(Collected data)
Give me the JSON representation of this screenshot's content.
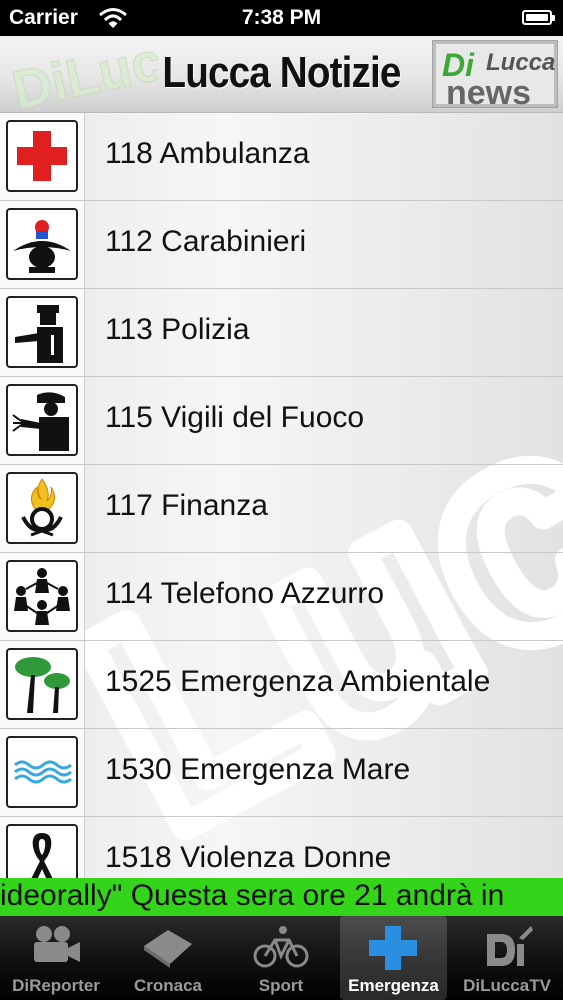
{
  "status_bar": {
    "carrier": "Carrier",
    "time": "7:38 PM"
  },
  "header": {
    "title": "Lucca Notizie",
    "logo_left_text": "DiLucca",
    "logo_right_text": "DiLucca news"
  },
  "items": [
    {
      "label": "118 Ambulanza",
      "icon": "red-cross-icon"
    },
    {
      "label": "112 Carabinieri",
      "icon": "carabiniere-icon"
    },
    {
      "label": "113 Polizia",
      "icon": "police-officer-icon"
    },
    {
      "label": "115 Vigili del Fuoco",
      "icon": "firefighter-icon"
    },
    {
      "label": "117 Finanza",
      "icon": "flame-emblem-icon"
    },
    {
      "label": "114 Telefono Azzurro",
      "icon": "children-circle-icon"
    },
    {
      "label": "1525 Emergenza Ambientale",
      "icon": "trees-icon"
    },
    {
      "label": "1530 Emergenza Mare",
      "icon": "waves-icon"
    },
    {
      "label": "1518 Violenza Donne",
      "icon": "ribbon-icon"
    }
  ],
  "ticker": {
    "text": "ideorally\"  Questa sera ore 21 andrà in"
  },
  "tabs": [
    {
      "label": "DiReporter",
      "icon": "video-camera-icon",
      "active": false
    },
    {
      "label": "Cronaca",
      "icon": "newspaper-icon",
      "active": false
    },
    {
      "label": "Sport",
      "icon": "bicycle-icon",
      "active": false
    },
    {
      "label": "Emergenza",
      "icon": "blue-cross-icon",
      "active": true
    },
    {
      "label": "DiLuccaTV",
      "icon": "diluccatv-logo-icon",
      "active": false
    }
  ],
  "colors": {
    "ticker": "#34d41a",
    "red_cross": "#e02020",
    "blue_cross": "#2a8fe0",
    "tree_green": "#2e9a3a",
    "water": "#35a8e0"
  }
}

§ What the task asks
Restate the whole listing above exactly, except for its images.

§ Exercise output
Give me the JSON representation of this screenshot's content.
{
  "status_bar": {
    "carrier": "Carrier",
    "time": "7:38 PM"
  },
  "header": {
    "title": "Lucca Notizie",
    "logo_left_text": "DiLucca",
    "logo_right_text": "DiLucca news"
  },
  "items": [
    {
      "label": "118 Ambulanza",
      "icon": "red-cross-icon"
    },
    {
      "label": "112 Carabinieri",
      "icon": "carabiniere-icon"
    },
    {
      "label": "113 Polizia",
      "icon": "police-officer-icon"
    },
    {
      "label": "115 Vigili del Fuoco",
      "icon": "firefighter-icon"
    },
    {
      "label": "117 Finanza",
      "icon": "flame-emblem-icon"
    },
    {
      "label": "114 Telefono Azzurro",
      "icon": "children-circle-icon"
    },
    {
      "label": "1525 Emergenza Ambientale",
      "icon": "trees-icon"
    },
    {
      "label": "1530 Emergenza Mare",
      "icon": "waves-icon"
    },
    {
      "label": "1518 Violenza Donne",
      "icon": "ribbon-icon"
    }
  ],
  "ticker": {
    "text": "ideorally\"  Questa sera ore 21 andrà in"
  },
  "tabs": [
    {
      "label": "DiReporter",
      "icon": "video-camera-icon",
      "active": false
    },
    {
      "label": "Cronaca",
      "icon": "newspaper-icon",
      "active": false
    },
    {
      "label": "Sport",
      "icon": "bicycle-icon",
      "active": false
    },
    {
      "label": "Emergenza",
      "icon": "blue-cross-icon",
      "active": true
    },
    {
      "label": "DiLuccaTV",
      "icon": "diluccatv-logo-icon",
      "active": false
    }
  ],
  "colors": {
    "ticker": "#34d41a",
    "red_cross": "#e02020",
    "blue_cross": "#2a8fe0",
    "tree_green": "#2e9a3a",
    "water": "#35a8e0"
  }
}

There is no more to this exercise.